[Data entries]
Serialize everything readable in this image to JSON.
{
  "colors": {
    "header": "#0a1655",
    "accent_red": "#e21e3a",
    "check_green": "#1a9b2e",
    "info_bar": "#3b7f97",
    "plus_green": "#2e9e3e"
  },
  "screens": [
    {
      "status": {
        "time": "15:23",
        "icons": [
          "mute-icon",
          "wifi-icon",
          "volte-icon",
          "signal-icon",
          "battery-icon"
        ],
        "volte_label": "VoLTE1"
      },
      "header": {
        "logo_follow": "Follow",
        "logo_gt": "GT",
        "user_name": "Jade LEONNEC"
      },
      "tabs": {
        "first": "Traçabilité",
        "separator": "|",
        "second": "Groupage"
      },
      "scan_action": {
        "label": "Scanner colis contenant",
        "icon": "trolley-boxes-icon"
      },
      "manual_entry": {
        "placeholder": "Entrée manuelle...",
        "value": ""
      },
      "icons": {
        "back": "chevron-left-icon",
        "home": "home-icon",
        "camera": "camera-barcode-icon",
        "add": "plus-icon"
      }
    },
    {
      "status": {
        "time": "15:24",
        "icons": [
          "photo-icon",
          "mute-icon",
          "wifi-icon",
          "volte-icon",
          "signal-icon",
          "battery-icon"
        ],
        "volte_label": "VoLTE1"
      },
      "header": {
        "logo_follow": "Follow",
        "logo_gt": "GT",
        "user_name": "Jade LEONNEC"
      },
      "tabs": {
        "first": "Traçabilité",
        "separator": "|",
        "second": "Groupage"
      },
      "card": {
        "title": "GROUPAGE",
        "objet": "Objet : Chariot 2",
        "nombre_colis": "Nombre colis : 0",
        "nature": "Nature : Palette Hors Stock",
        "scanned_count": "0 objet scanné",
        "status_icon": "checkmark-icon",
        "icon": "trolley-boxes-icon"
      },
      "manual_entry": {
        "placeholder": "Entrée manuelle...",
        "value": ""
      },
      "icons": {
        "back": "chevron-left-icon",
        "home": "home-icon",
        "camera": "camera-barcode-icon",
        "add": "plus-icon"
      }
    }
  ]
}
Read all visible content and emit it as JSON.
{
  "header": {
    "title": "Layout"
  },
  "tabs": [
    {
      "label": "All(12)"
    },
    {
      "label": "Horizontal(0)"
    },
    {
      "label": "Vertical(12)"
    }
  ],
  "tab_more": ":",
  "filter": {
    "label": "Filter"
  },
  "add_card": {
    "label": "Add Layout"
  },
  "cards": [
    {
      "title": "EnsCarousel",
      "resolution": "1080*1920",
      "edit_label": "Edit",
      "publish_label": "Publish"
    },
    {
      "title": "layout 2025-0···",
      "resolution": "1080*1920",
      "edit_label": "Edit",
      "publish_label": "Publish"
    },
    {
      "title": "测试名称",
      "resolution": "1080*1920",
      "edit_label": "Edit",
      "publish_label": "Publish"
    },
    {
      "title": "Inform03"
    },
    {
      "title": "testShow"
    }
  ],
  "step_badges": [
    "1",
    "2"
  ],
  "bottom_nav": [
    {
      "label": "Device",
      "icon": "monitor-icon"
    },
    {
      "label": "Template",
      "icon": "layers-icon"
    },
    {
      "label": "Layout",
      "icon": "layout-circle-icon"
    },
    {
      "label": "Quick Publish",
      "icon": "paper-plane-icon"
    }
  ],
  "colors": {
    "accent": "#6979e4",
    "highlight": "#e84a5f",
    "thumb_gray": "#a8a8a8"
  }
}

#### [Goal]
Send back every record, precisely as written.

#### [Answer to the task]
Serialize everything readable in this image to JSON.
{
  "colors": {
    "header": "#0a1655",
    "accent_red": "#e21e3a",
    "check_green": "#1a9b2e",
    "info_bar": "#3b7f97",
    "plus_green": "#2e9e3e"
  },
  "screens": [
    {
      "status": {
        "time": "15:23",
        "icons": [
          "mute-icon",
          "wifi-icon",
          "volte-icon",
          "signal-icon",
          "battery-icon"
        ],
        "volte_label": "VoLTE1"
      },
      "header": {
        "logo_follow": "Follow",
        "logo_gt": "GT",
        "user_name": "Jade LEONNEC"
      },
      "tabs": {
        "first": "Traçabilité",
        "separator": "|",
        "second": "Groupage"
      },
      "scan_action": {
        "label": "Scanner colis contenant",
        "icon": "trolley-boxes-icon"
      },
      "manual_entry": {
        "placeholder": "Entrée manuelle...",
        "value": ""
      },
      "icons": {
        "back": "chevron-left-icon",
        "home": "home-icon",
        "camera": "camera-barcode-icon",
        "add": "plus-icon"
      }
    },
    {
      "status": {
        "time": "15:24",
        "icons": [
          "photo-icon",
          "mute-icon",
          "wifi-icon",
          "volte-icon",
          "signal-icon",
          "battery-icon"
        ],
        "volte_label": "VoLTE1"
      },
      "header": {
        "logo_follow": "Follow",
        "logo_gt": "GT",
        "user_name": "Jade LEONNEC"
      },
      "tabs": {
        "first": "Traçabilité",
        "separator": "|",
        "second": "Groupage"
      },
      "card": {
        "title": "GROUPAGE",
        "objet": "Objet : Chariot 2",
        "nombre_colis": "Nombre colis : 0",
        "nature": "Nature : Palette Hors Stock",
        "scanned_count": "0 objet scanné",
        "status_icon": "checkmark-icon",
        "icon": "trolley-boxes-icon"
      },
      "manual_entry": {
        "placeholder": "Entrée manuelle...",
        "value": ""
      },
      "icons": {
        "back": "chevron-left-icon",
        "home": "home-icon",
        "camera": "camera-barcode-icon",
        "add": "plus-icon"
      }
    }
  ]
}
Read all visible content and emit it as JSON.
{
  "header": {
    "title": "Layout"
  },
  "tabs": [
    {
      "label": "All(12)"
    },
    {
      "label": "Horizontal(0)"
    },
    {
      "label": "Vertical(12)"
    }
  ],
  "tab_more": ":",
  "filter": {
    "label": "Filter"
  },
  "add_card": {
    "label": "Add Layout"
  },
  "cards": [
    {
      "title": "EnsCarousel",
      "resolution": "1080*1920",
      "edit_label": "Edit",
      "publish_label": "Publish"
    },
    {
      "title": "layout 2025-0···",
      "resolution": "1080*1920",
      "edit_label": "Edit",
      "publish_label": "Publish"
    },
    {
      "title": "测试名称",
      "resolution": "1080*1920",
      "edit_label": "Edit",
      "publish_label": "Publish"
    },
    {
      "title": "Inform03"
    },
    {
      "title": "testShow"
    }
  ],
  "step_badges": [
    "1",
    "2"
  ],
  "bottom_nav": [
    {
      "label": "Device",
      "icon": "monitor-icon"
    },
    {
      "label": "Template",
      "icon": "layers-icon"
    },
    {
      "label": "Layout",
      "icon": "layout-circle-icon"
    },
    {
      "label": "Quick Publish",
      "icon": "paper-plane-icon"
    }
  ],
  "colors": {
    "accent": "#6979e4",
    "highlight": "#e84a5f",
    "thumb_gray": "#a8a8a8"
  }
}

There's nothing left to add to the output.